▶ **Data records**:
▬▬▬
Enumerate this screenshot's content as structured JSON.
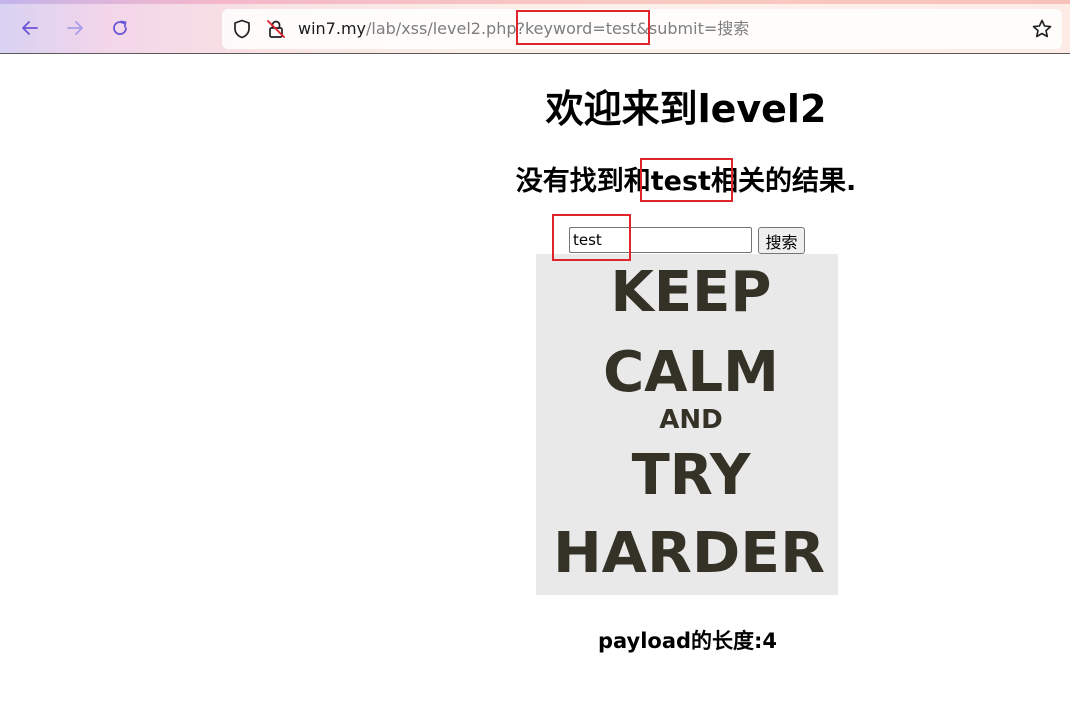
{
  "browser": {
    "url_host": "win7.my",
    "url_rest": "/lab/xss/level2.php?keyword=test&submit=搜索",
    "icons": {
      "back": "arrow-left-icon",
      "forward": "arrow-right-icon",
      "reload": "reload-icon",
      "tracking_protection": "shield-icon",
      "insecure_connection": "lock-slash-icon",
      "bookmark": "star-icon"
    }
  },
  "page": {
    "title": "欢迎来到level2",
    "result_text": "没有找到和test相关的结果.",
    "search": {
      "value": "test",
      "button_label": "搜索"
    },
    "poster": {
      "line1": "KEEP",
      "line2": "CALM",
      "line3": "AND",
      "line4": "TRY",
      "line5": "HARDER"
    },
    "payload_text": "payload的长度:4"
  },
  "colors": {
    "annotation_red": "#e0242b",
    "poster_bg": "#e9e9e9",
    "poster_text": "#343227"
  }
}
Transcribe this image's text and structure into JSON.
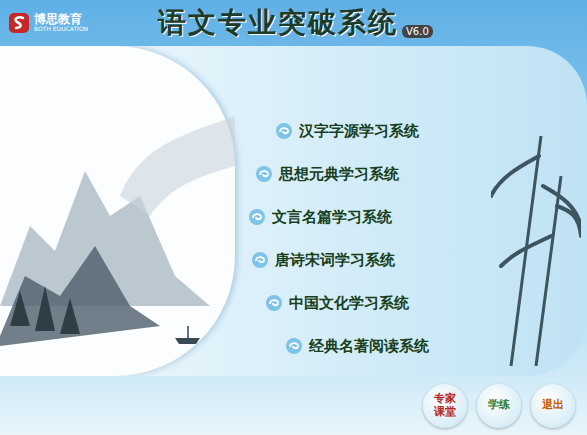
▬▬▬
Pull out every line in the data above that has the word "this".

Enumerate this screenshot's content as structured JSON.
Transcribe this image's text and structure into JSON.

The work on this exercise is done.